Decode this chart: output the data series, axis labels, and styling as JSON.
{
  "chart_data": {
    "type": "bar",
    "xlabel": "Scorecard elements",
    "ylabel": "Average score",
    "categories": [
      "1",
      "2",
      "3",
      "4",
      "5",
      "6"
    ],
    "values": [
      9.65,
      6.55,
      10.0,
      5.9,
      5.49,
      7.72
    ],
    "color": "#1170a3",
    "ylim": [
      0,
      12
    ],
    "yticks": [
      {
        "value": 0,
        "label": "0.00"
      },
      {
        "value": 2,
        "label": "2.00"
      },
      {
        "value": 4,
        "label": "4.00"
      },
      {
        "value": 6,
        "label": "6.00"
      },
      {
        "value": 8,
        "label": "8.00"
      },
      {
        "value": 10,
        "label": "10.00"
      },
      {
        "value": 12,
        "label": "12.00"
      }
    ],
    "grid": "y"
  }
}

» **Task details**: Reproduce the material above without altering a single character.

» **Reply to the task**:
Decode this chart: output the data series, axis labels, and styling as JSON.
{
  "chart_data": {
    "type": "bar",
    "xlabel": "Scorecard elements",
    "ylabel": "Average score",
    "categories": [
      "1",
      "2",
      "3",
      "4",
      "5",
      "6"
    ],
    "values": [
      9.65,
      6.55,
      10.0,
      5.9,
      5.49,
      7.72
    ],
    "color": "#1170a3",
    "ylim": [
      0,
      12
    ],
    "yticks": [
      {
        "value": 0,
        "label": "0.00"
      },
      {
        "value": 2,
        "label": "2.00"
      },
      {
        "value": 4,
        "label": "4.00"
      },
      {
        "value": 6,
        "label": "6.00"
      },
      {
        "value": 8,
        "label": "8.00"
      },
      {
        "value": 10,
        "label": "10.00"
      },
      {
        "value": 12,
        "label": "12.00"
      }
    ],
    "grid": "y"
  }
}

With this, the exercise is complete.